◆ What you are asked to do:
Determine the number of lines in the listing below where the string "materials" occurs; answer with the number alone.

◆ Provided records:
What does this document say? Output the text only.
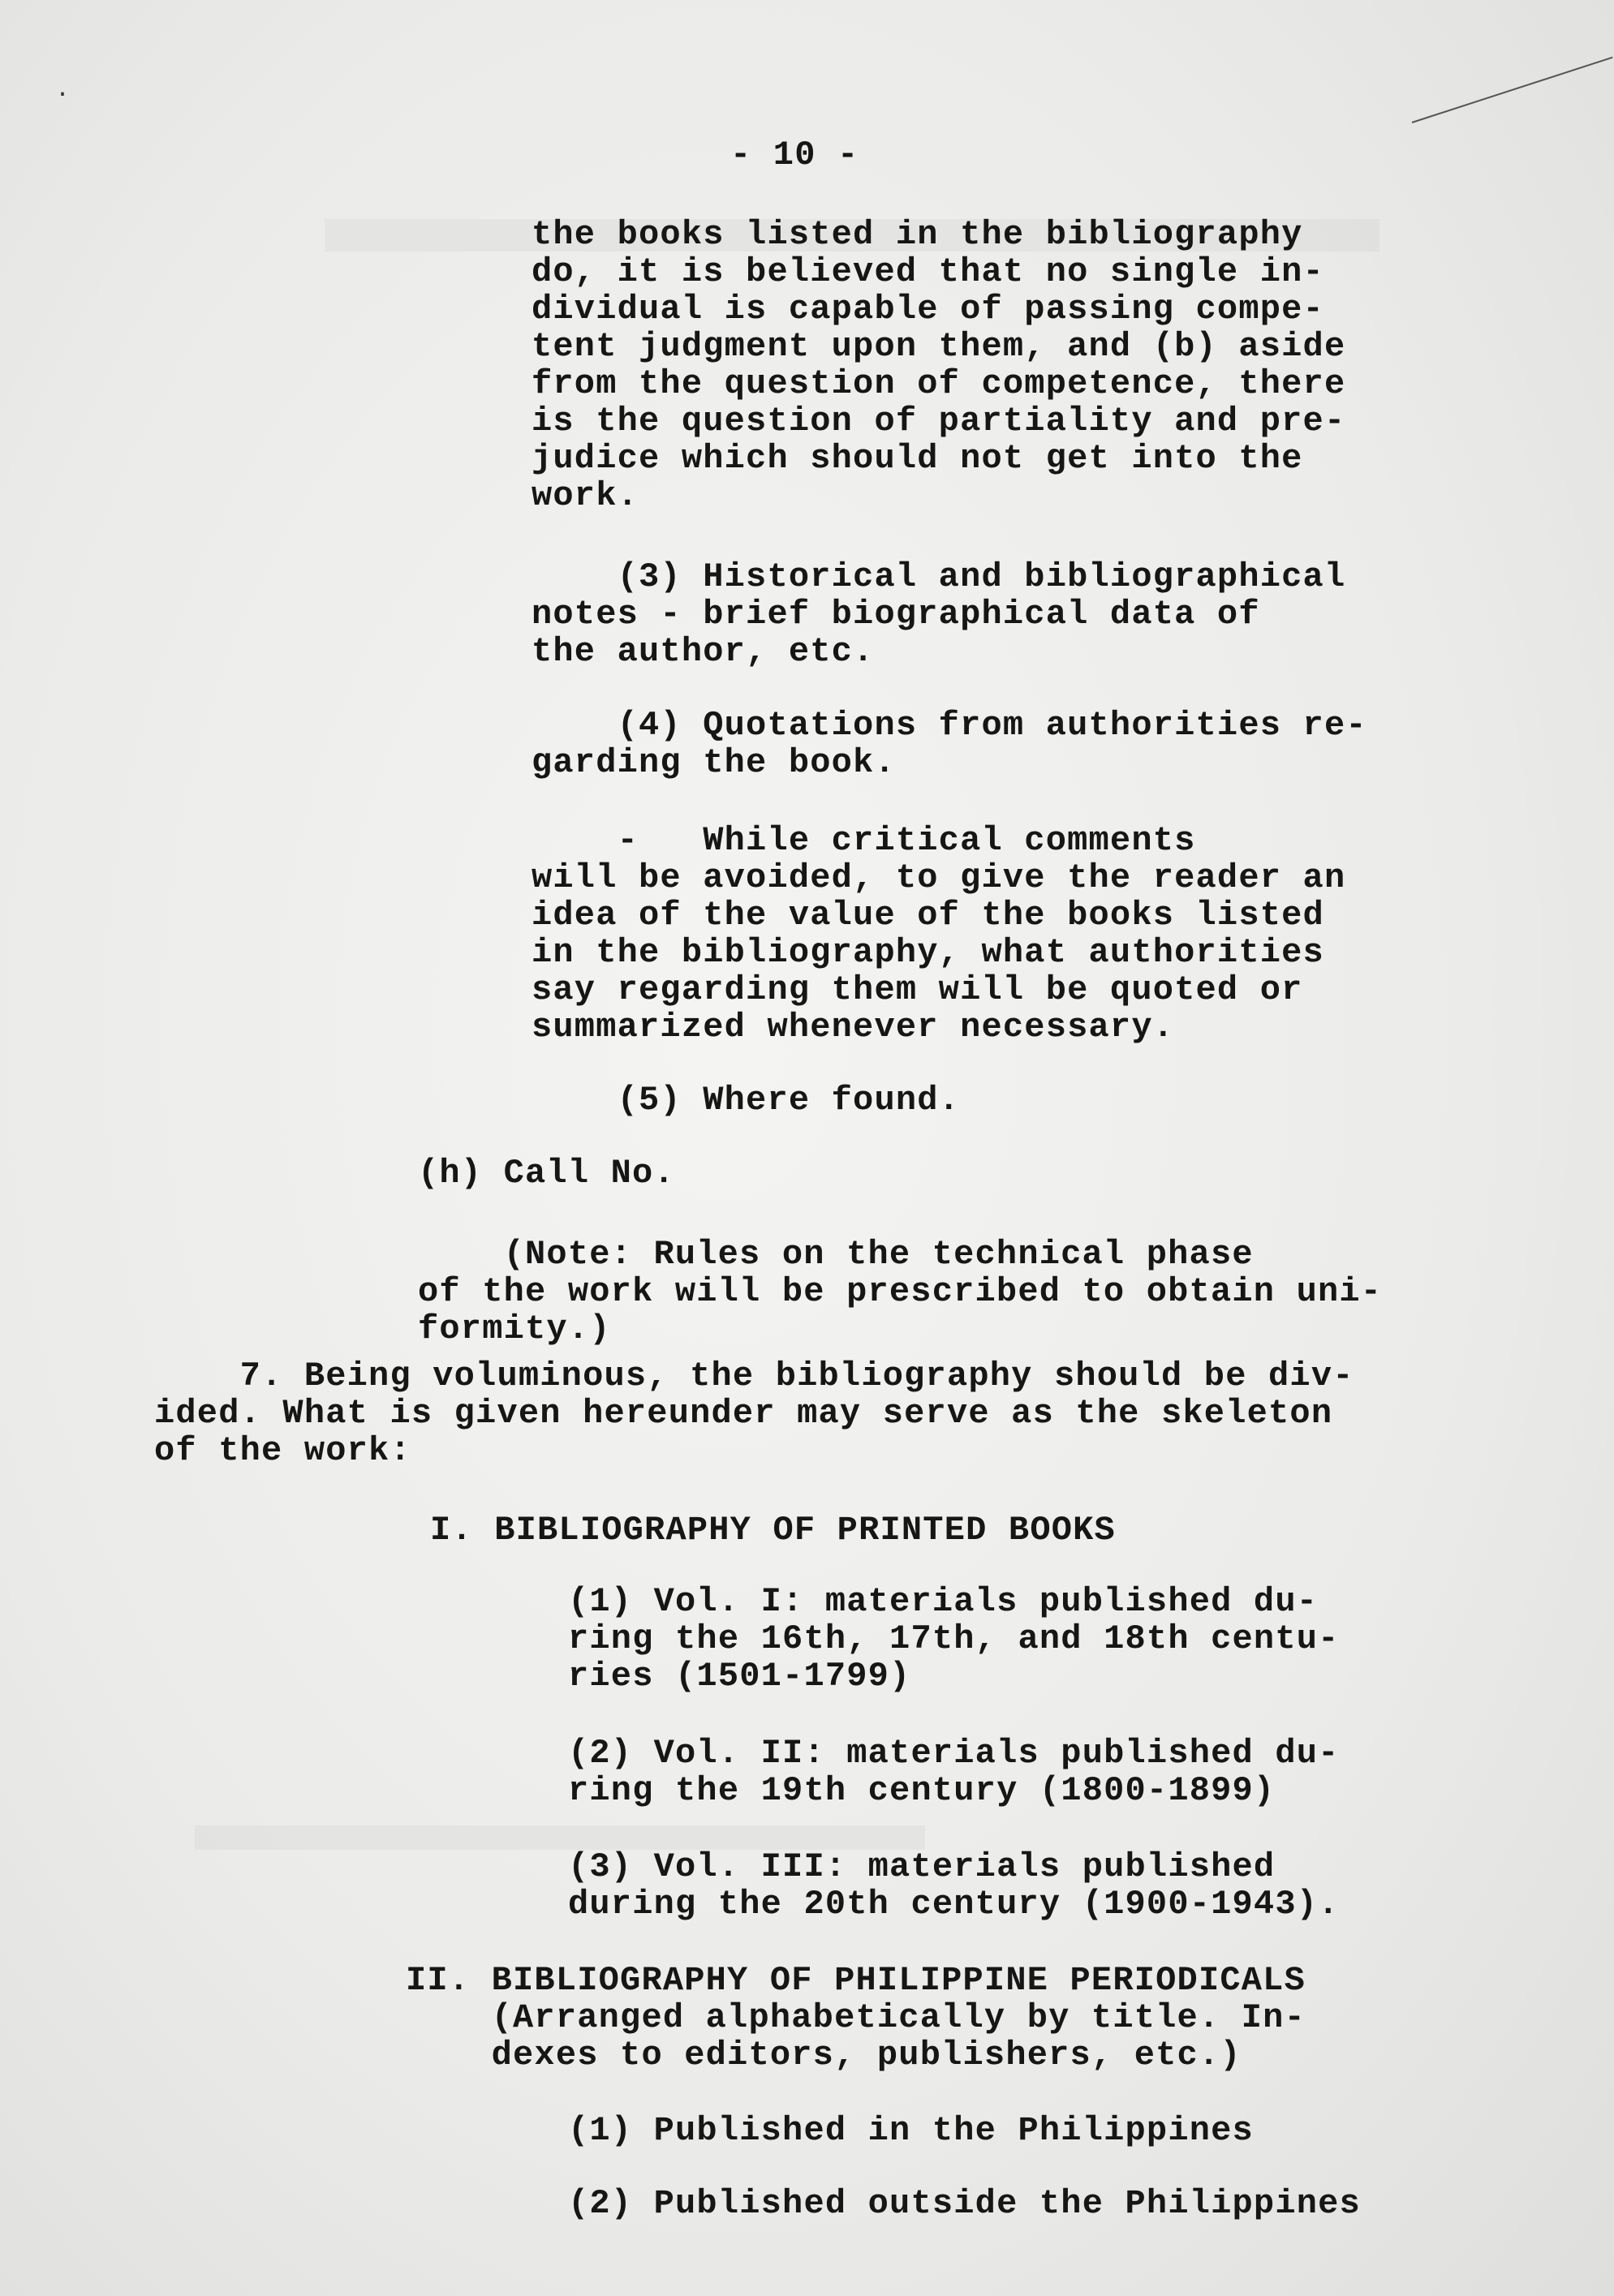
·
- 10 -
the books listed in the bibliography
do, it is believed that no single in-
dividual is capable of passing compe-
tent judgment upon them, and (b) aside
from the question of competence, there
is the question of partiality and pre-
judice which should not get into the
work.
(3) Historical and bibliographical
notes - brief biographical data of
the author, etc.
(4) Quotations from authorities re-
garding the book.
-   While critical comments
will be avoided, to give the reader an
idea of the value of the books listed
in the bibliography, what authorities
say regarding them will be quoted or
summarized whenever necessary.
(5) Where found.
(h) Call No.
(Note: Rules on the technical phase
of the work will be prescribed to obtain uni-
formity.)
7. Being voluminous, the bibliography should be div-
ided. What is given hereunder may serve as the skeleton
of the work:
I. BIBLIOGRAPHY OF PRINTED BOOKS
(1) Vol. I: materials published du-
ring the 16th, 17th, and 18th centu-
ries (1501-1799)
(2) Vol. II: materials published du-
ring the 19th century (1800-1899)
(3) Vol. III: materials published
during the 20th century (1900-1943).
II. BIBLIOGRAPHY OF PHILIPPINE PERIODICALS
(Arranged alphabetically by title. In-
dexes to editors, publishers, etc.)
(1) Published in the Philippines
(2) Published outside the Philippines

◆ The output:
3